Work to do: Pull every line containing the word "name" from the records.

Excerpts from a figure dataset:
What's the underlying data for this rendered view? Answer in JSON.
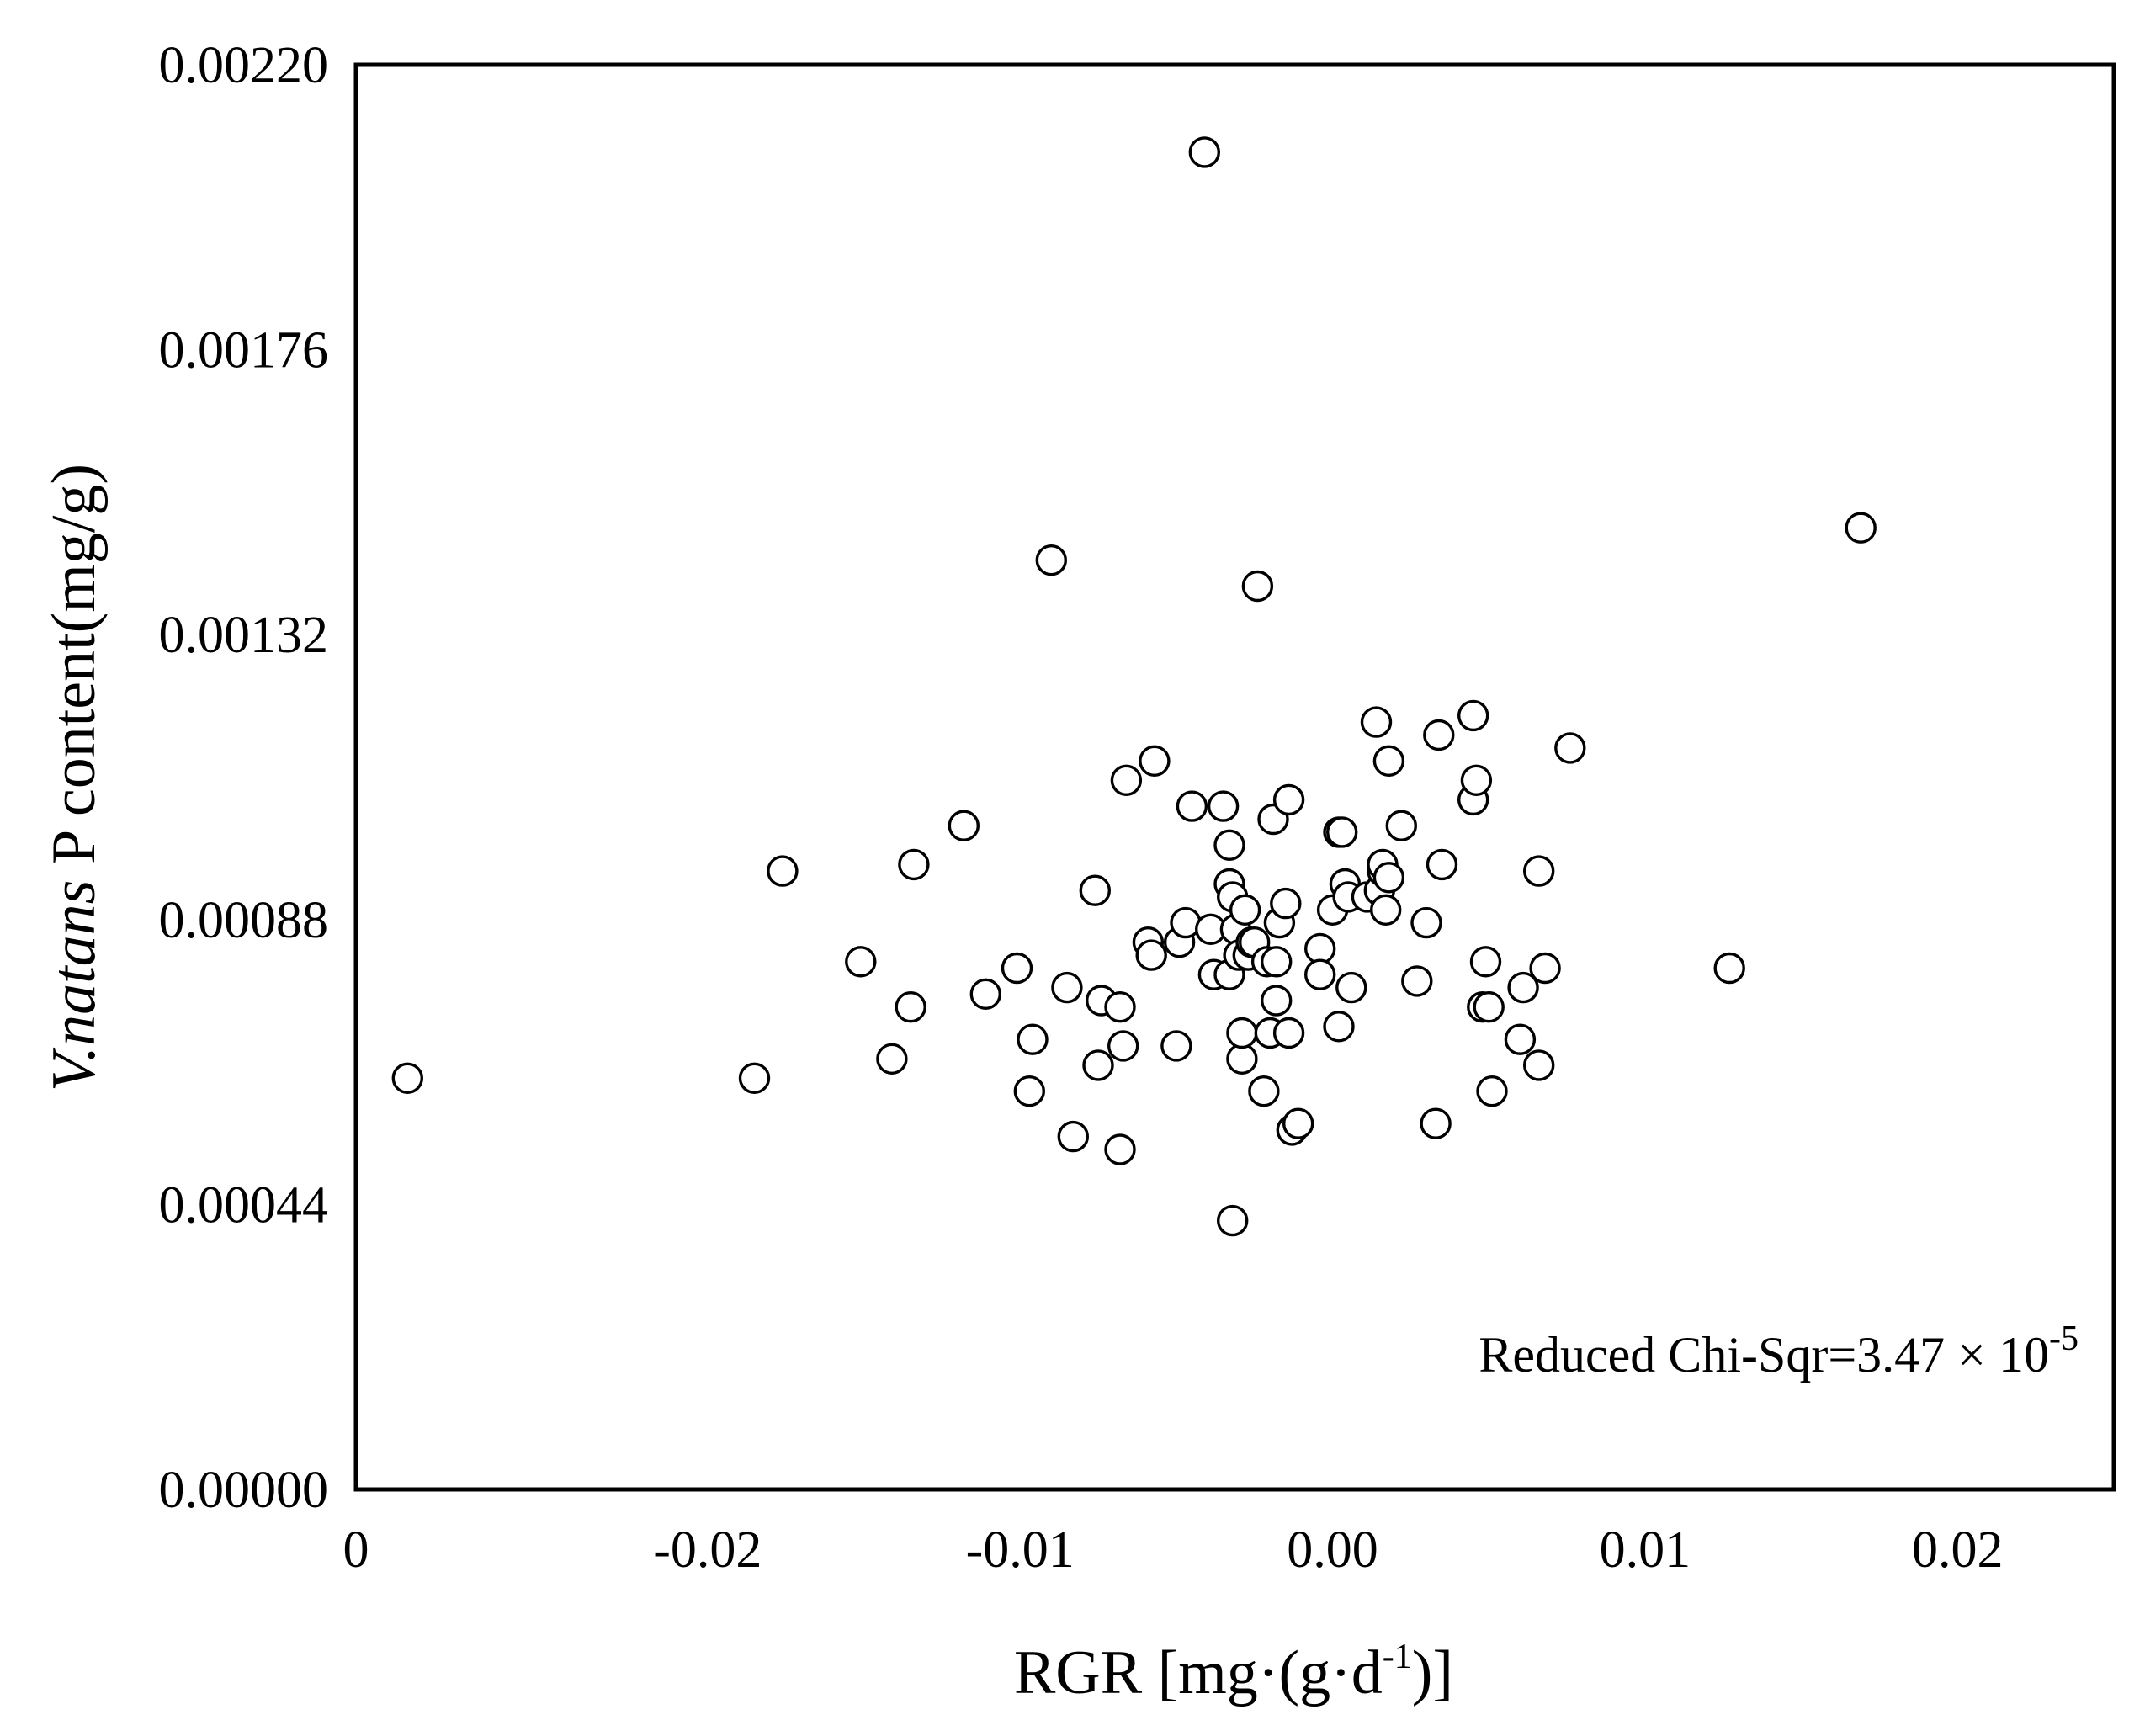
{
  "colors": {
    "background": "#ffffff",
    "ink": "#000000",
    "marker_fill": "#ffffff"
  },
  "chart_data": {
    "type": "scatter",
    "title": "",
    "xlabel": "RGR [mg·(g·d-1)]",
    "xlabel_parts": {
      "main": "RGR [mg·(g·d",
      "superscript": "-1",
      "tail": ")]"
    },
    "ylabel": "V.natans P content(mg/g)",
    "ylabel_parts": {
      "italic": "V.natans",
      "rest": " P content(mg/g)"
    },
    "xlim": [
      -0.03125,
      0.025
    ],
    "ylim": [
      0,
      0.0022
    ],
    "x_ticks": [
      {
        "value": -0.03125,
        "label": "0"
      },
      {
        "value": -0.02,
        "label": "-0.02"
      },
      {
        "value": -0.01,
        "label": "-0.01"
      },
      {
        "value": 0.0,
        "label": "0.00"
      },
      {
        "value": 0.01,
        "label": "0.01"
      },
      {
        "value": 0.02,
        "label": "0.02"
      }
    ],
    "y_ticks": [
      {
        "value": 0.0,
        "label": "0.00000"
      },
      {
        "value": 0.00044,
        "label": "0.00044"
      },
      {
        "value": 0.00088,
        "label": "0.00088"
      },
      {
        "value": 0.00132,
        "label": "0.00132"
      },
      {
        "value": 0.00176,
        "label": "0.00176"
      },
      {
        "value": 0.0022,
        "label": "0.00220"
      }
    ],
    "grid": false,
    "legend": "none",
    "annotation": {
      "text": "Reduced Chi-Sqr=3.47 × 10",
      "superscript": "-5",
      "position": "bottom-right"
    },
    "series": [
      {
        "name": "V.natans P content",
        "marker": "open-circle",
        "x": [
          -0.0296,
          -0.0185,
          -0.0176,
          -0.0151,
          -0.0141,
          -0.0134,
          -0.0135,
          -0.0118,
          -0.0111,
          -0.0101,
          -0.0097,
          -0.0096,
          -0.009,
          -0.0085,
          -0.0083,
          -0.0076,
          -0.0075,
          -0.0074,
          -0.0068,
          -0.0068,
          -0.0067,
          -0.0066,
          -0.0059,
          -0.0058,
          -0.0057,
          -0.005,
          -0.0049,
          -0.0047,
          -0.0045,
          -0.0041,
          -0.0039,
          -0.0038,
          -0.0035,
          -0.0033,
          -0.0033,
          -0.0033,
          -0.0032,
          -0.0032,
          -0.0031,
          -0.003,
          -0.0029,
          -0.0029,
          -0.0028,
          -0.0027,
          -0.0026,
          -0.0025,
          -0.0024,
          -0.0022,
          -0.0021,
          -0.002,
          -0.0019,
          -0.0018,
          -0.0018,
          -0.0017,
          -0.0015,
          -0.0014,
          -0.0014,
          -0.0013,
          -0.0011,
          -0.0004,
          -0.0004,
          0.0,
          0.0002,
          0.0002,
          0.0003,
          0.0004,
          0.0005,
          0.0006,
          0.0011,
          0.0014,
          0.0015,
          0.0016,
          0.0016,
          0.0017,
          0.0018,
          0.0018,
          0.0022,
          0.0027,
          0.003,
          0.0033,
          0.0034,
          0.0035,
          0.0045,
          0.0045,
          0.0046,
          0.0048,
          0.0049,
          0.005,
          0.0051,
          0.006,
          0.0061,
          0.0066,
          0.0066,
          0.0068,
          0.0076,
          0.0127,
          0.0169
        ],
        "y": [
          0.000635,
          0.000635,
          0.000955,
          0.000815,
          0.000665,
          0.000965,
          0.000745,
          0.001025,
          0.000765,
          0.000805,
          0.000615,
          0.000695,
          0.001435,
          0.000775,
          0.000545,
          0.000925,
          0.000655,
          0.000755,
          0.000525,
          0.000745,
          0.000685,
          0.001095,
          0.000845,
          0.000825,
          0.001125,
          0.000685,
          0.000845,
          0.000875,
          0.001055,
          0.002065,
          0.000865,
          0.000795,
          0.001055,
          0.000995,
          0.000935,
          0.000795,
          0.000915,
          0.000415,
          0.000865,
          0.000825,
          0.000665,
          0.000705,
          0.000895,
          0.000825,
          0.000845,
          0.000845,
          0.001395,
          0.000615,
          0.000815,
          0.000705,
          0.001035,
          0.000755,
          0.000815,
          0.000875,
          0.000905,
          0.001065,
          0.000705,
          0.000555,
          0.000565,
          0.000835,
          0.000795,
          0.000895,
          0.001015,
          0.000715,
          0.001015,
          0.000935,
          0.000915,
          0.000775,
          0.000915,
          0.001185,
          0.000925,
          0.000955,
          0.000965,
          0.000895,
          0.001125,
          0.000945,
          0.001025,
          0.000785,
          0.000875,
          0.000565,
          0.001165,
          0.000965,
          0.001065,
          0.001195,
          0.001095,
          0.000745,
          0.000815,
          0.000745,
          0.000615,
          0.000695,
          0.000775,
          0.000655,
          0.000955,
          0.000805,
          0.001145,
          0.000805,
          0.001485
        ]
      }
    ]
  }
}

* * *

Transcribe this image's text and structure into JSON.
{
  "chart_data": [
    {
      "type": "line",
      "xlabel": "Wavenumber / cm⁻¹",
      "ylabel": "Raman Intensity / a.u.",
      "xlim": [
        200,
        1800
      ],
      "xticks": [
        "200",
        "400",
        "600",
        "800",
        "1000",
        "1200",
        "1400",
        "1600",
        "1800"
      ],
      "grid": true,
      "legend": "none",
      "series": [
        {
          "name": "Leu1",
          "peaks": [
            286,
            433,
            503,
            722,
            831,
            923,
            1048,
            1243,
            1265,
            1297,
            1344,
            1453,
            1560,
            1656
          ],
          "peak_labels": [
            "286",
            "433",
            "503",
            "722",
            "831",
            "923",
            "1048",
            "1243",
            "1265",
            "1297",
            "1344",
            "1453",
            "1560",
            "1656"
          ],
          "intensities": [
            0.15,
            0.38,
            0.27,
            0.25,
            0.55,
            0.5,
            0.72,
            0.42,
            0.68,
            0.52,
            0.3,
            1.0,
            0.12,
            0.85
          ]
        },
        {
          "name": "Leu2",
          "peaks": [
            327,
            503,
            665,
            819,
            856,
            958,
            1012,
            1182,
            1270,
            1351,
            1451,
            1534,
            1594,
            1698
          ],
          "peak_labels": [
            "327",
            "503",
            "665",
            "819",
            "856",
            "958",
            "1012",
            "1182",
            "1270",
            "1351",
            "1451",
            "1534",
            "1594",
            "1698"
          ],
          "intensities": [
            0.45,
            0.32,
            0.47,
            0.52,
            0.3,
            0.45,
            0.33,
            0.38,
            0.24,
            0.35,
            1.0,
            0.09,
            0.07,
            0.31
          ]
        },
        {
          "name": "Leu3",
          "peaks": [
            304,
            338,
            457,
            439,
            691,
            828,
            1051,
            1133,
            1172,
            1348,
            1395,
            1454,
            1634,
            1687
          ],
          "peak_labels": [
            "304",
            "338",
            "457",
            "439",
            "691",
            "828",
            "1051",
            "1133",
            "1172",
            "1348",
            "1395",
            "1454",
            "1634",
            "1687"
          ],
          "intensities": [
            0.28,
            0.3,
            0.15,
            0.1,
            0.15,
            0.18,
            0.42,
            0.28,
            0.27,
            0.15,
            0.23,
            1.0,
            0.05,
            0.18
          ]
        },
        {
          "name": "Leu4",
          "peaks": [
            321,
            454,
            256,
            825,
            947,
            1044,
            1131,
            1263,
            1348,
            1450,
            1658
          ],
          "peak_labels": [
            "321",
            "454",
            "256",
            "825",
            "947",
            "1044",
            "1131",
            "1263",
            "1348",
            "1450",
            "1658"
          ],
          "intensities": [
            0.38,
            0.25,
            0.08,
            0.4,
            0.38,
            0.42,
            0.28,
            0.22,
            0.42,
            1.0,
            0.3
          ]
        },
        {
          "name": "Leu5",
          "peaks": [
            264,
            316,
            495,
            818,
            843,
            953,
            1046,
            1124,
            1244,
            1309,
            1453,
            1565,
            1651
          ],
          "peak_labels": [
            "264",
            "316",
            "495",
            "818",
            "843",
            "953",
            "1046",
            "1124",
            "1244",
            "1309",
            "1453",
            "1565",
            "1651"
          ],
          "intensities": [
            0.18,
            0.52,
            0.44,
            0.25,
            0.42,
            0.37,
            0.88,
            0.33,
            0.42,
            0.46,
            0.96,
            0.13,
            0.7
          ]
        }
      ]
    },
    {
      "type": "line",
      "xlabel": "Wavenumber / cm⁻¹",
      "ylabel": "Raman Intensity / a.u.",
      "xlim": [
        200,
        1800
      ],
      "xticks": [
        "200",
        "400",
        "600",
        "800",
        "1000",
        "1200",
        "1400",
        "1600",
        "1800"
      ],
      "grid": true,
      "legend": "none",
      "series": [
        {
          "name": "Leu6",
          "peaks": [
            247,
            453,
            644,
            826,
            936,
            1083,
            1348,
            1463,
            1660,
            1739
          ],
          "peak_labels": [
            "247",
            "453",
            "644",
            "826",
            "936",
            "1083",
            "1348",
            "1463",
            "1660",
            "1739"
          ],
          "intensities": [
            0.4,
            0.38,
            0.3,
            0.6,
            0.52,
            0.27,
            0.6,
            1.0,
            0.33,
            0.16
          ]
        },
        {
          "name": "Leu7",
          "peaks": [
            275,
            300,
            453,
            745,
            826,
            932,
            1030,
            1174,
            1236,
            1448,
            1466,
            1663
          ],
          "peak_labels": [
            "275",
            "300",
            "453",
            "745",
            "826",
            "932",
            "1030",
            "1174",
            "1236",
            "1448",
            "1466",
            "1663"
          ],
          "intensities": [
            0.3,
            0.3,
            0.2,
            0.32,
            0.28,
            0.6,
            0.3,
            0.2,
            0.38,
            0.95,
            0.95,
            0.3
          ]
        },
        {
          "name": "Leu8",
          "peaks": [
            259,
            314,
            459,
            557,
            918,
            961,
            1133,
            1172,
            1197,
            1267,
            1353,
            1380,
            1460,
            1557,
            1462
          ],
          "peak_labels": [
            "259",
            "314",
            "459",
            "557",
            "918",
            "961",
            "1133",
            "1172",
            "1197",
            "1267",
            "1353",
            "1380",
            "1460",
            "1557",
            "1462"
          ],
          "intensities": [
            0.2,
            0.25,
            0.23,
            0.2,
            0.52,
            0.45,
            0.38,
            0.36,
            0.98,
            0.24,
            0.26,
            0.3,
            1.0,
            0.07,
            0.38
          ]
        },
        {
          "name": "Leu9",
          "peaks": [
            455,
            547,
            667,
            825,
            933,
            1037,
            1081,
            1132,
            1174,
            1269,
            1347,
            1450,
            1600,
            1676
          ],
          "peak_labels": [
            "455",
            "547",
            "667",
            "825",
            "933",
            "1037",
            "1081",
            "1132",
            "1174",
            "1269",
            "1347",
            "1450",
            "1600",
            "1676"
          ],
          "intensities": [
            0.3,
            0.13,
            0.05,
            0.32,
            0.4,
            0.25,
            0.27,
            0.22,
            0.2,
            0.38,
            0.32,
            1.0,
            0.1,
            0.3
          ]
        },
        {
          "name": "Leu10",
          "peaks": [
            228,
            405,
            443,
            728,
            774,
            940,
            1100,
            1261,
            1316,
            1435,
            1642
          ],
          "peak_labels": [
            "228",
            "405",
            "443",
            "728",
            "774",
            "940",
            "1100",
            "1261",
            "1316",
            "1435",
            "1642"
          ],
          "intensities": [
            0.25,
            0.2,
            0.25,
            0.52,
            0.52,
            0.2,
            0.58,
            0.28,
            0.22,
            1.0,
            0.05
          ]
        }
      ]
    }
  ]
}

Written solution:
        "name": "V.natans P content",
          "name": "Leu1",
          "name": "Leu2",
          "name": "Leu3",
          "name": "Leu4",
          "name": "Leu5",
          "name": "Leu6",
          "name": "Leu7",
          "name": "Leu8",
          "name": "Leu9",
          "name": "Leu10",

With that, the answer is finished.